In the material below, identify each line bearing the word "sector". Reproduce those lines.

• _Collected data entries_:
———
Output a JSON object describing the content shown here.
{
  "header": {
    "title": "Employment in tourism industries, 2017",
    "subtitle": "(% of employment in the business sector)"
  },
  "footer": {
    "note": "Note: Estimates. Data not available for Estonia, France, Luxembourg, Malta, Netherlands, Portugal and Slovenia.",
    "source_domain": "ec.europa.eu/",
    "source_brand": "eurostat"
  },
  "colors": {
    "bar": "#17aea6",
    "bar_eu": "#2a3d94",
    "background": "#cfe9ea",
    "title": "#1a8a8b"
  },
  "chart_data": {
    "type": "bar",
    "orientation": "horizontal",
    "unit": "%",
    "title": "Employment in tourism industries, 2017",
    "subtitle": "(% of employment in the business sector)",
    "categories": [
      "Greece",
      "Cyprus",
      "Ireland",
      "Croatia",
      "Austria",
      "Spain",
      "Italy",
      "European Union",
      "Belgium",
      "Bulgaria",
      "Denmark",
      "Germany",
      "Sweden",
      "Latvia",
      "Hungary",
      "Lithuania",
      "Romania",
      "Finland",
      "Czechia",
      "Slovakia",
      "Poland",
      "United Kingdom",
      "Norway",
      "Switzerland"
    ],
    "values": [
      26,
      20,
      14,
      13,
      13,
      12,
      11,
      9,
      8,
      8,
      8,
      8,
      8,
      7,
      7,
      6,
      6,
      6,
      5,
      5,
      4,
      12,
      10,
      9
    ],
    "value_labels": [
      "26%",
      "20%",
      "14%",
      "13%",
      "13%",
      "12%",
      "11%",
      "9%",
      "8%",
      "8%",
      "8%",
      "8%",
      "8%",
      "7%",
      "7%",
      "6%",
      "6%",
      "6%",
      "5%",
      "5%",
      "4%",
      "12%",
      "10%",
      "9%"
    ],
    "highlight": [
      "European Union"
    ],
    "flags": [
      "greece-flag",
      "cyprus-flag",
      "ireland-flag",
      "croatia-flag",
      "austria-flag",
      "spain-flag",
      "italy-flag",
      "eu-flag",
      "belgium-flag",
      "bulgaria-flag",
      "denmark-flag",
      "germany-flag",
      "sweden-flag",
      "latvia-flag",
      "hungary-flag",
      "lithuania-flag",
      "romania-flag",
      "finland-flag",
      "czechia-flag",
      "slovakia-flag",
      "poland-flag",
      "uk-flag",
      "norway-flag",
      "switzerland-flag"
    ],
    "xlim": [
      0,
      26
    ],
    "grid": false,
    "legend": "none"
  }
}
———
• _EXERCISE ANSWER_:
    "subtitle": "(% of employment in the business sector)"
    "subtitle": "(% of employment in the business sector)",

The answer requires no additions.